→ **Source extract**:
Start of Block

Influenza A/Mexico/2009 (H1N1): Questions and answers

3 May 2009 by Vincent Racaniello

Here are my answers to questions about the currently circulating influenza H1N1 strain (formerly swine flu) sent by readers of virology blog.

Q: I am concerned about any changes the current AH1N1 virus may undergo as we enter the flu season in the Southern Hemisphere, and when it gets to Indonesia and faces H5N1. What are your expectations, if any of these situations?

I am not concerned about the current A/H1N1 strain recombining with avian H5N1 viruses. The reason is that the incidence of H5N1 viruses
in Asian pigs is low, suggesting that these viruses are not well adapted to pigs. I expect that the H1N1 viruses will undergo antigenic drift as they spread throughout the southern hemisphere, but I don’t anticipate that this will have a major impact on disease this season. There is no reason to believe that the viruses will evolve to a more virulent form.

Q: Has ever been shown sexual dimorphism in influenza? It turns out that 12 are women of 16 deaths blamed to the new influenza virus isolated in Mexico… this is too strange and together with the apparent absence of virulent markers in this new virus points to the presence of confounding factors in Mexico that explain deaths and should reduce the world-wide panic.

A: No, there has never been shown preference for infection, although males are slightly more susceptible to viral infections overall than women. But the difference is slight, and the numbers you cite are too small to draw any conclusions.

Q: Knowing that the Mexico/2009 Influenza A (H1N1) is part of a type of viruses that are unusual in that they copy RNA to DNA in the nucleus of a protein, where one of the segments acts as fusion (HA), and another (NA) aids in transportation to other proteins, isn’t it possible  that this specific one (the Mexico/2009 ) may teach us that there are heretofore unrecognized  innovative strategies in transcription, translation and replication of Influenza viruses?

A: I’m afraid you are misunderstanding the influenza virus replication strategy. The viral RNA is not copied into DNA in cells; the RNA is copied only into RNA. We copy the RNA into DNA to sequence the viral genome. If there were differences in the sequences of the Mexican strains from others we might learn something about viral pathogenicity, but I have not seen such differences so far.

Q: What is the most important protein, which I can use for the preparation  a vaccine against swine influenza?

A: If you had to pick only one viral protein, it would be the HA. This would be a so-called subunit vaccine; they have not been proven yet to be any better than inactivated whole virus vaccine.

Q: If face masks are useless, then why do surgeons wear them when they perform surgery? Sure, nobody with any common sense believes they offer 100% protection, but even a little extra protection is better than none. Another thing that I find outstanding is that nobody seems to be mentioning the use of protective gloves.

End of Block

→ **Supplied entries**:
Start of Block

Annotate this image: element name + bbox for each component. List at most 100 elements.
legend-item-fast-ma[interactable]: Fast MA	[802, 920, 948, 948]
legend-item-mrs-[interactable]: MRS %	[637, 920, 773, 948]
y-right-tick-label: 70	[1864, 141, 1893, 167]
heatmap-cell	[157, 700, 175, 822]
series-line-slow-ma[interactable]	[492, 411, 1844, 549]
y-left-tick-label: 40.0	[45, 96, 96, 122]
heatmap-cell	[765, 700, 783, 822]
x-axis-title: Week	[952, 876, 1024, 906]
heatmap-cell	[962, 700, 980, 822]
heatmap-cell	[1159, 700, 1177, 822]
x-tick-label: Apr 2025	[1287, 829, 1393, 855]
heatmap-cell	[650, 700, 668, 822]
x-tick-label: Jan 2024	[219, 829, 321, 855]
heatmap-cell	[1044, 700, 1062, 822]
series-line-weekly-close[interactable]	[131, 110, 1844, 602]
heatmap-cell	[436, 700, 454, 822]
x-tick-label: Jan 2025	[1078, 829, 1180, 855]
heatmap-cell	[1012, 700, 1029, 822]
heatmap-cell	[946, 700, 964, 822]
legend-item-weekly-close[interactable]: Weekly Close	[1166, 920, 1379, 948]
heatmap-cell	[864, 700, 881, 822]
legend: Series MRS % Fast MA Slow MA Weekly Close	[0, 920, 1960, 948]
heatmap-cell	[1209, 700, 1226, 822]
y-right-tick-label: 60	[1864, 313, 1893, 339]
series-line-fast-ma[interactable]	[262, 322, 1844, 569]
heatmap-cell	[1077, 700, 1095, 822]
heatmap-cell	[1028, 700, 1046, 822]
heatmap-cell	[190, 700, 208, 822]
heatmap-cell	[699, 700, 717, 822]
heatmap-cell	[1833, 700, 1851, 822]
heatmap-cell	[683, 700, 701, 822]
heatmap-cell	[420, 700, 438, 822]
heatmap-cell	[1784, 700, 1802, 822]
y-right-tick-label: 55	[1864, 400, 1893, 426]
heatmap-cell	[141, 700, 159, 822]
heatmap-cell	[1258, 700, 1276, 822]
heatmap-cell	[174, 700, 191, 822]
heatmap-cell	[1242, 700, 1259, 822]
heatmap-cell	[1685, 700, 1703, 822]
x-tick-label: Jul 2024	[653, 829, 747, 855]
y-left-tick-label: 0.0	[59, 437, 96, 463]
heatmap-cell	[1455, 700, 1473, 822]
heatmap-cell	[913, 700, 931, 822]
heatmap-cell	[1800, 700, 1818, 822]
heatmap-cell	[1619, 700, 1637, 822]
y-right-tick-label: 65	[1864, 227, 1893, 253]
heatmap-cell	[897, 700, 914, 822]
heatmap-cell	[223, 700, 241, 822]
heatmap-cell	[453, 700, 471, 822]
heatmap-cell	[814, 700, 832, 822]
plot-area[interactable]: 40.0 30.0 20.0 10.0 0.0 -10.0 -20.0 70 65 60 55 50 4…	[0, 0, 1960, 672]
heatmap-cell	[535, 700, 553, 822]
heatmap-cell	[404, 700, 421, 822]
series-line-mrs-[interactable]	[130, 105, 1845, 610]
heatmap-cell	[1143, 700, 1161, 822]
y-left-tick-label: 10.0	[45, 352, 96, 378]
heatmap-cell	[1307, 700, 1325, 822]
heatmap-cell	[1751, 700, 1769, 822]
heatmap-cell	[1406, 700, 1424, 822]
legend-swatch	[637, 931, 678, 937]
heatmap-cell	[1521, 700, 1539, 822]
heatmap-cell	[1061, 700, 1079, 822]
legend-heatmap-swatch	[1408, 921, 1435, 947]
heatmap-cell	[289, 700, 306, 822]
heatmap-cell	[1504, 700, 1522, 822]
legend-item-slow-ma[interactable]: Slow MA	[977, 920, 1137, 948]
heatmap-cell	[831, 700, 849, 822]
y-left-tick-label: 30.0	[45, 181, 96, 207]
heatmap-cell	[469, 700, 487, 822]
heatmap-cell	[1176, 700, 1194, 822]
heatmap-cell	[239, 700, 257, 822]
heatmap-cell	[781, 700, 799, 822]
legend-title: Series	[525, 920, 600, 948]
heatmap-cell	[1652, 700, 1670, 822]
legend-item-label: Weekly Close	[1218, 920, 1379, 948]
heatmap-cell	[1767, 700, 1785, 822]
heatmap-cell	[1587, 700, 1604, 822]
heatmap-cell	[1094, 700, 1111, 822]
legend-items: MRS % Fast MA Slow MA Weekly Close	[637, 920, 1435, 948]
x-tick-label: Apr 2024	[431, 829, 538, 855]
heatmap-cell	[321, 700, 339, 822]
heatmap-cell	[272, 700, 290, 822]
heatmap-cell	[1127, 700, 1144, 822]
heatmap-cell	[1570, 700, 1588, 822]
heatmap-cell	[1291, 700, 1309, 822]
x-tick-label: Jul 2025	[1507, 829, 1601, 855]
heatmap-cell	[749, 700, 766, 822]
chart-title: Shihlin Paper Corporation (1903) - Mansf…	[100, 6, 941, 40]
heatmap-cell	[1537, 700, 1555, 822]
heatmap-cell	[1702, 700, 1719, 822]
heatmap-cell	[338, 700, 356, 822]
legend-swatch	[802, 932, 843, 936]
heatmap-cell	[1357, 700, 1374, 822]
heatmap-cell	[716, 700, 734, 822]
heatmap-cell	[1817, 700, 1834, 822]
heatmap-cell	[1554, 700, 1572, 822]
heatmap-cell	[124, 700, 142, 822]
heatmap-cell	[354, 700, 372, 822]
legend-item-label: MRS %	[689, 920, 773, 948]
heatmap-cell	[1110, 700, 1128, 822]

End of Block

→ **The task**:
Pick up the H1N1 flu questions-and-answers piece right after its last sentence and carry it forward. The material comes from a separate source and has nothing to do with the text.

→ **Result**:
A: Face masks are not useless, just not terribly effective because they are not used properly. Surgeons use face masks because they work over exposed tissues and organs, and would otherwise breathe bacteria into the surgical incision. Gloves would become rapidly contaminated; they are useful in certain situations, for example while working in the field in trying to prevent contamination, preventing chemical contamination of the hands, and while working in a cell culture hood so that the cultures are not contaminated by organisms on the skin.

Q: I am a photographer and journalist based in Mexico City, and have been reporting on this outbreak for the last week. I know very little about virology, but have been learning what I can. I started a blog up as a vehicle for some of my observations on the disease and it’s cultural consequences which you can see here: theswine.wordpress.com. So I had a couple questions about this situation, that my be stupid, but any answers you have would be very helpful.

Could this Influenza have originated in these feed lots. (The conditions are horrendous as can be expected in an America run feed lot, without American regulations).

A: This strain of influenza could have originated in any pigs raised for food, as long as humans are working with the pigs.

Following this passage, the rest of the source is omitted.